Larrakeyah Barracks, incorporating , is the main base for the Australian Defence Force in the Northern Territory of Australia, and occupies the headland west of the suburb of Larrakeyah in the capital, Darwin. It was established in 1932–33, with building commencing in earnest in 1934, although many of the oldest structures were built in the early years of World War II.

The name Larrakeyah is a transcription of the name of the Australian Aborigine tribe known also as the Larrakia people, the traditional owners of where Darwin was built and its surrounding areas.

Geography
The base is on a mostly level headland running east–west, some 25 metres above the ocean. Darwin Naval Base is on a lower area on the south side, incorporating some reclaimed land. 

The base is bounded to the east by the suburb of Larrakeyah, to the south by HMAS Coonawarra and the boat harbour on Darwin Harbour, to the west by Emery Point overlooking the approaches to Darwin Harbour, and the north by Cullen Bay.

**Data extract:**
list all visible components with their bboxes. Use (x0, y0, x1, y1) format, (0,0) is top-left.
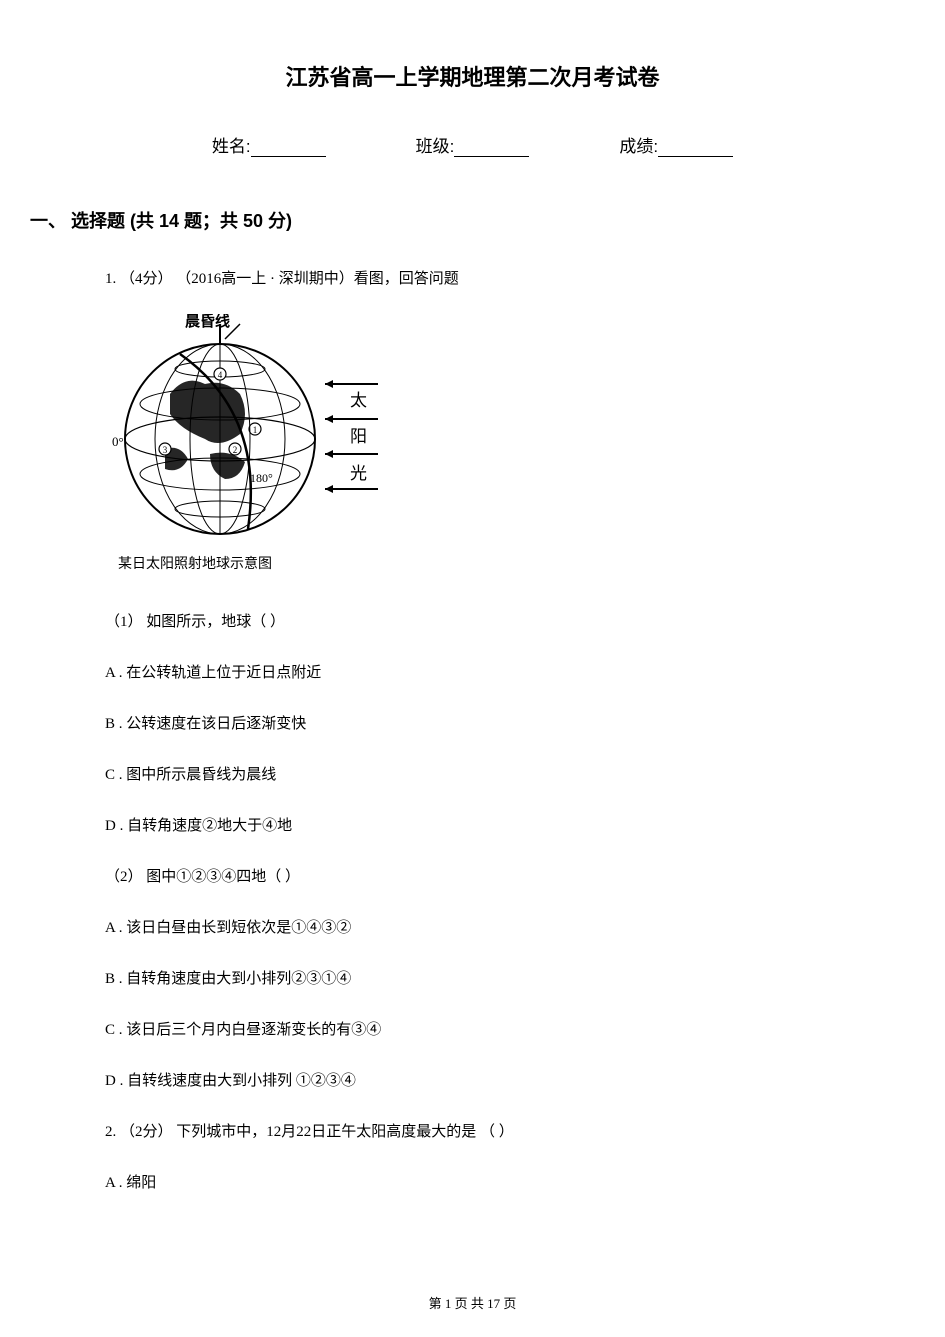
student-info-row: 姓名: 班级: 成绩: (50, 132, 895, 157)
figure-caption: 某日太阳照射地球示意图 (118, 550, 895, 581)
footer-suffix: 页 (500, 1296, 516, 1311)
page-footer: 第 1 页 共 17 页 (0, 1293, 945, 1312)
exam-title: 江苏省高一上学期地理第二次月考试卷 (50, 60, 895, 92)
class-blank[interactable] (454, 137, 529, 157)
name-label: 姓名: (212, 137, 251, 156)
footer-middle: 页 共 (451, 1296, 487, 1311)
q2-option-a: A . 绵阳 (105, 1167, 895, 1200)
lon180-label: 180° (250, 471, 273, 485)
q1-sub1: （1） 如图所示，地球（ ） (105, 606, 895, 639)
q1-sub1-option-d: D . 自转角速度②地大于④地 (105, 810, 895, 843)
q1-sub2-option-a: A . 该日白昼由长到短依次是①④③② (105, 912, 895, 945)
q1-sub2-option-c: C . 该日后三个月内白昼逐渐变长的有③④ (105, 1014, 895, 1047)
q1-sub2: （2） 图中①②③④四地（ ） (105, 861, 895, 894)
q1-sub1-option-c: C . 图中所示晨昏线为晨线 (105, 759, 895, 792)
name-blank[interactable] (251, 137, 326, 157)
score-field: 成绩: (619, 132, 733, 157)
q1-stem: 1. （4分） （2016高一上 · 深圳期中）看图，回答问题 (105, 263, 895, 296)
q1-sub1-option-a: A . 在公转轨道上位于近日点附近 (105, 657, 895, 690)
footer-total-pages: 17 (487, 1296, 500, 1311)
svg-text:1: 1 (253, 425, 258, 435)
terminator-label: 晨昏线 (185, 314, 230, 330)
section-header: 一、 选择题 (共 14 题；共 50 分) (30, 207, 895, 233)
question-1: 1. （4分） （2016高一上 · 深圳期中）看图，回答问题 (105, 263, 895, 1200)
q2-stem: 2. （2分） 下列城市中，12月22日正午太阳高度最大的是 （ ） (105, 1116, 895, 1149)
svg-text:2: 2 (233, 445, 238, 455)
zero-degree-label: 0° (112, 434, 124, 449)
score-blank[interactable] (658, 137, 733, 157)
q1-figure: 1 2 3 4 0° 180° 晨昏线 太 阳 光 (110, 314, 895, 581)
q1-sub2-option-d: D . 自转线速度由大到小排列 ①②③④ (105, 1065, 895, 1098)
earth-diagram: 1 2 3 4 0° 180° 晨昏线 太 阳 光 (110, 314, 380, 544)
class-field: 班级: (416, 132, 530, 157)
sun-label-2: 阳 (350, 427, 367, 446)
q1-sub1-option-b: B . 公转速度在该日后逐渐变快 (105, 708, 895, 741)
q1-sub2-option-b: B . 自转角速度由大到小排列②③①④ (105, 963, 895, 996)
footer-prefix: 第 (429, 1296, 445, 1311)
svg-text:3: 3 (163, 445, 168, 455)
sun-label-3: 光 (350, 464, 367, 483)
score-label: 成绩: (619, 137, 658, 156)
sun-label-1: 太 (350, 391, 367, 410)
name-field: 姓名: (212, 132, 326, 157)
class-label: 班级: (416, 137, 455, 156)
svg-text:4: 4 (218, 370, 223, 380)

* * *

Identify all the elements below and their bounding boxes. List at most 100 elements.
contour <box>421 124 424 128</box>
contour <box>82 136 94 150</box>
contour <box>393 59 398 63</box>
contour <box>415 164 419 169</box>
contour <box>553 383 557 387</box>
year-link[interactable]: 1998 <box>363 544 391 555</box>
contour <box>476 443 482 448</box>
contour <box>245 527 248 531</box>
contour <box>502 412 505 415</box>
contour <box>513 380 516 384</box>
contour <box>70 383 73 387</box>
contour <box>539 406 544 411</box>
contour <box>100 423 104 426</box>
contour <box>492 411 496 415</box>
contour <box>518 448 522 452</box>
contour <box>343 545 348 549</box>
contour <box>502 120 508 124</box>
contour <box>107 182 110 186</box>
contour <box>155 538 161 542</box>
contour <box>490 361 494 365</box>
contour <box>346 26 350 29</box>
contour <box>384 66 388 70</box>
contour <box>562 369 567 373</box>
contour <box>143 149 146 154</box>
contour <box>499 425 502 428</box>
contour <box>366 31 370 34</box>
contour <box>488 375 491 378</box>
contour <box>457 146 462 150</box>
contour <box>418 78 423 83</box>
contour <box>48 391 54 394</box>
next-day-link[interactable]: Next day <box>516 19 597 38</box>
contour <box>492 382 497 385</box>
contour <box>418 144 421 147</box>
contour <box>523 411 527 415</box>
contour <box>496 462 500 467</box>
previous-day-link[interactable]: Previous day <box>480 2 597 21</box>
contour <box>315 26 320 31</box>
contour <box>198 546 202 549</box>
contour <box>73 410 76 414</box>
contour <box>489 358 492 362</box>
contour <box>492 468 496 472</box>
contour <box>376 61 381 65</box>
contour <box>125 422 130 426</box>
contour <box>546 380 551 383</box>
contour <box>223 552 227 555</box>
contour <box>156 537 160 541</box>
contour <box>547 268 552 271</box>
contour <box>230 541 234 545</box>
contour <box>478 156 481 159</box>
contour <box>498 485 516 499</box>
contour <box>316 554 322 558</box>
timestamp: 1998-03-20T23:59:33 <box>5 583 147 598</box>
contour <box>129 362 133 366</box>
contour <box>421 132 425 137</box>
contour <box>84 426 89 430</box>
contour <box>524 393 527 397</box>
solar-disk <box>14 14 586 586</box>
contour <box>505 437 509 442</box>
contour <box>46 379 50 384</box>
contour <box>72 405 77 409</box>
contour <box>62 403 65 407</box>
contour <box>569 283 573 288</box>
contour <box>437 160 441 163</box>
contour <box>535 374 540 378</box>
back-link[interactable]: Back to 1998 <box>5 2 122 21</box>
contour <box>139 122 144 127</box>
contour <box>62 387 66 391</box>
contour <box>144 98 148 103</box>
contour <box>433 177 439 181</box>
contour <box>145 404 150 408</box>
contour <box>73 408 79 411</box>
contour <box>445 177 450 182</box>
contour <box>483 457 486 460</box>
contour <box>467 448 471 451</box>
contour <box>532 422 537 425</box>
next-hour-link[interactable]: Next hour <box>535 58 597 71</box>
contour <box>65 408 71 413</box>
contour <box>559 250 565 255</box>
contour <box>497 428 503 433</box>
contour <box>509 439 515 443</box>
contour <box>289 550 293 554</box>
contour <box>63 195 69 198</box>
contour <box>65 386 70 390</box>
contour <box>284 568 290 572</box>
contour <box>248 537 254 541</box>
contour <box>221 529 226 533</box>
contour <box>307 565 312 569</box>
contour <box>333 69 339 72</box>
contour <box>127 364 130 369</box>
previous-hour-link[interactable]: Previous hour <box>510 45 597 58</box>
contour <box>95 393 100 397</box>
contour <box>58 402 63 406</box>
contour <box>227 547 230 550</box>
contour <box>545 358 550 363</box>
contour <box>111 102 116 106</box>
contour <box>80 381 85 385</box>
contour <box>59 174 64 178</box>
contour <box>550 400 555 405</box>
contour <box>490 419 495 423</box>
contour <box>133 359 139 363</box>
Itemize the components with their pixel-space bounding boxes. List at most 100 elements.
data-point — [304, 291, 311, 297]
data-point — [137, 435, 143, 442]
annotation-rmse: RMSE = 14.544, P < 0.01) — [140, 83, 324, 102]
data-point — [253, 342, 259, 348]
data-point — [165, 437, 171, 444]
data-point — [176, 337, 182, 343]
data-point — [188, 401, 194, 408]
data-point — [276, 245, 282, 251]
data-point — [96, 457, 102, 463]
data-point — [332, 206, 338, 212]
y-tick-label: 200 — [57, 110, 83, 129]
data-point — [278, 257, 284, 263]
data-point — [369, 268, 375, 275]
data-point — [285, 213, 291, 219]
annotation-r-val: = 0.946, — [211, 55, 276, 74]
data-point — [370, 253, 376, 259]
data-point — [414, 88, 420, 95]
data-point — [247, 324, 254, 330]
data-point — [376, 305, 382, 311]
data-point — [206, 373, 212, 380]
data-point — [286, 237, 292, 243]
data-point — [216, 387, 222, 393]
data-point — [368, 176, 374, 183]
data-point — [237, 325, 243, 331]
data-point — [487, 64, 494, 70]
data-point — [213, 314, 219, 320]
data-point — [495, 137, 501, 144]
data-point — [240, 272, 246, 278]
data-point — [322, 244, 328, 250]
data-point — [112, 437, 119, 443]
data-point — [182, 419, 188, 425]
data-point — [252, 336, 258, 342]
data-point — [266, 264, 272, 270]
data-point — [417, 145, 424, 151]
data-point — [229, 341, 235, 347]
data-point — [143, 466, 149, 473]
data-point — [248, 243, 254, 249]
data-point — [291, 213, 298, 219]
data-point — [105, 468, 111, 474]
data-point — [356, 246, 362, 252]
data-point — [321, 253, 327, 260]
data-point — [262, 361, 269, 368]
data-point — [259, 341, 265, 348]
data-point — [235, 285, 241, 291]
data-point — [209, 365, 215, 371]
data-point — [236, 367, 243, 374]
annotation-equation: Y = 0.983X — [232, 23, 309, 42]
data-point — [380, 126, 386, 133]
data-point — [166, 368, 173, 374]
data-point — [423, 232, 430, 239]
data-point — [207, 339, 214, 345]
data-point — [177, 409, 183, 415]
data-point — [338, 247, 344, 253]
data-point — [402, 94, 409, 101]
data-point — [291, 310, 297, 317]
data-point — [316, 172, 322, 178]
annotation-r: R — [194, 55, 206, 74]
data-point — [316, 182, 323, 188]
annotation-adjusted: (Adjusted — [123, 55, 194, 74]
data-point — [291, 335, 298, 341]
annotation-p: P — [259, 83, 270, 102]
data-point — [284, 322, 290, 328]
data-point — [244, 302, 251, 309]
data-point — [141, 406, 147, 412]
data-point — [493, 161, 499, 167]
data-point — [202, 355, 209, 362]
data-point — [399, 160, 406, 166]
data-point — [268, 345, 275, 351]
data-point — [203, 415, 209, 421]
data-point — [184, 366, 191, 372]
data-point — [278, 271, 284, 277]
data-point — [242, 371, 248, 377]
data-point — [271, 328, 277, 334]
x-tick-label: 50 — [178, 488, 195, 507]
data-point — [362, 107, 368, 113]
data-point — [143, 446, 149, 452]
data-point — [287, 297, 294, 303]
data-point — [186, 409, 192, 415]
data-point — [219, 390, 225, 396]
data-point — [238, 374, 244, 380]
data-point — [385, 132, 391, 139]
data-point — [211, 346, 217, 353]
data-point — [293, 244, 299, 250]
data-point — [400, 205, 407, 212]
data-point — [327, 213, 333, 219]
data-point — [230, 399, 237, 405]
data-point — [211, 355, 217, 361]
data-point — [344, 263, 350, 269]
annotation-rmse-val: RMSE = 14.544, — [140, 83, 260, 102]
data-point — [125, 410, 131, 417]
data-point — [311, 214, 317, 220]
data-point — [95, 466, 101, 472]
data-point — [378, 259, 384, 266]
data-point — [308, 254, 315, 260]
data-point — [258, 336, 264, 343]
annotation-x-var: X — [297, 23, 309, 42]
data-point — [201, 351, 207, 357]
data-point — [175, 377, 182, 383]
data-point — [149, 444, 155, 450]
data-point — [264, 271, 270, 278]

**Task to carry out:** In the Larrakeyah Barracks text, turn the paragraph starting "The base is bounded to the east" into a list of what borders the base on each side.

**Answer to the task:**
- East: the suburb of Larrakeyah
- South: HMAS Coonawarra and the boat harbour on Darwin Harbour
- West: Emery Point, which overlooks the approaches to Darwin Harbour
- North: Cullen Bay